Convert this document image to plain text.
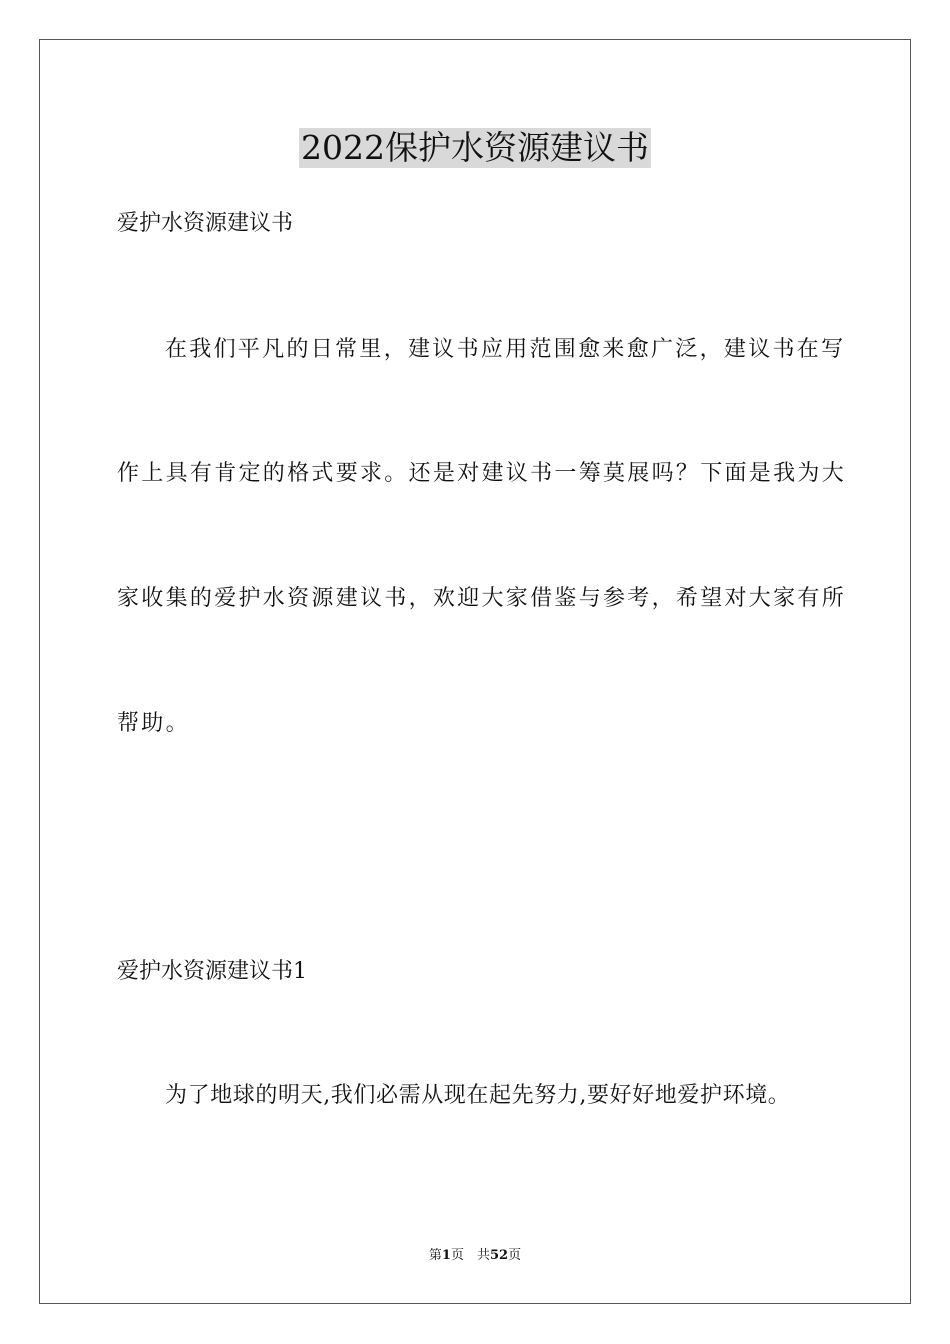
2022保护水资源建议书
爱护水资源建议书
在我们平凡的日常里，建议书应用范围愈来愈广泛，建议书在写
作上具有肯定的格式要求。还是对建议书一筹莫展吗？下面是我为大
家收集的爱护水资源建议书，欢迎大家借鉴与参考，希望对大家有所
帮助。
爱护水资源建议书1
为了地球的明天,我们必需从现在起先努力,要好好地爱护环境。
第1页　共52页
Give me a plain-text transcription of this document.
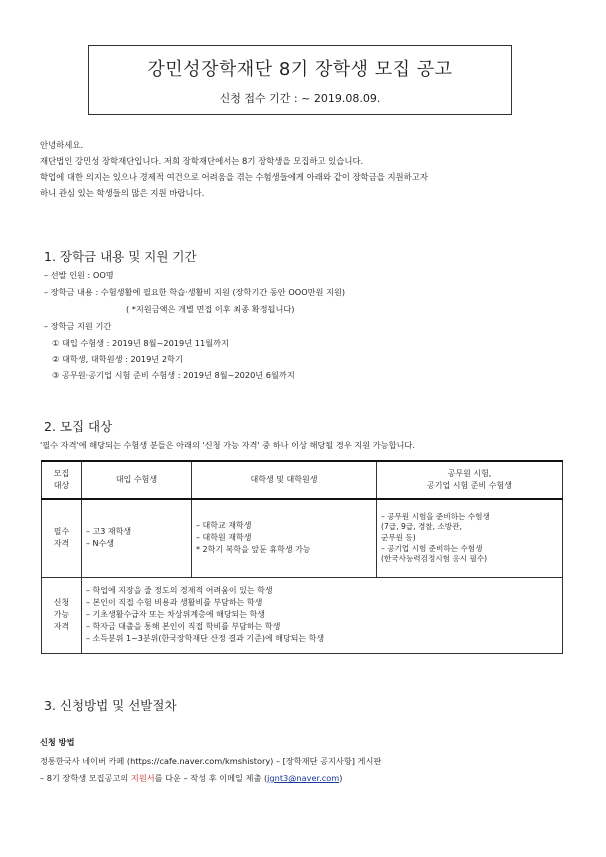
강민성장학재단 8기 장학생 모집 공고
신청 접수 기간 : ~ 2019.08.09.
안녕하세요.
재단법인 강민성 장학재단입니다. 저희 장학재단에서는 8기 장학생을 모집하고 있습니다.
학업에 대한 의지는 있으나 경제적 여건으로 어려움을 겪는 수험생들에게 아래와 같이 장학금을 지원하고자
하니 관심 있는 학생들의 많은 지원 바랍니다.
1. 장학금 내용 및 지원 기간
– 선발 인원 : OO명
– 장학금 내용 : 수험생활에 필요한 학습·생활비 지원 (장학기간 동안 OOO만원 지원)
( *지원금액은 개별 면접 이후 최종 확정됩니다)
– 장학금 지원 기간
① 대입 수험생 : 2019년 8월~2019년 11월까지
② 대학생, 대학원생 : 2019년 2학기
③ 공무원·공기업 시험 준비 수험생 : 2019년 8월~2020년 6월까지
2. 모집 대상
'필수 자격'에 해당되는 수험생 분들은 아래의 '신청 가능 자격' 중 하나 이상 해당될 경우 지원 가능합니다.
모집
대상	대입 수험생	대학생 및 대학원생	공무원 시험,
공기업 시험 준비 수험생
필수
자격	– 고3 재학생
– N수생	– 대학교 재학생
– 대학원 재학생
* 2학기 복학을 앞둔 휴학생 가능	– 공무원 시험을 준비하는 수험생
(7급, 9급, 경찰, 소방관,
군무원 등)
– 공기업 시험 준비하는 수험생
(한국사능력검정시험 응시 필수)
신청
가능
자격	– 학업에 지장을 줄 정도의 경제적 어려움이 있는 학생
– 본인이 직접 수험 비용과 생활비를 부담하는 학생
– 기초생활수급자 또는 차상위계층에 해당되는 학생
– 학자금 대출을 통해 본인이 직접 학비를 부담하는 학생
– 소득분위 1~3분위(한국장학재단 산정 결과 기준)에 해당되는 학생		
3. 신청방법 및 선발절차
신청 방법
정통한국사 네이버 카페 (https://cafe.naver.com/kmshistory) – [장학재단 공지사항] 게시판
– 8기 장학생 모집공고의 지원서를 다운 – 작성 후 이메일 제출 (jgnt3@naver.com)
§
Go through the entries and return each line where the word "해당되는" appears.

'필수 자격'에 해당되는 수험생 분들은 아래의 '신청 가능 자격' 중 하나 이상 해당될 경우 지원 가능합니다.
– 기초생활수급자 또는 차상위계층에 해당되는 학생
– 소득분위 1~3분위(한국장학재단 산정 결과 기준)에 해당되는 학생		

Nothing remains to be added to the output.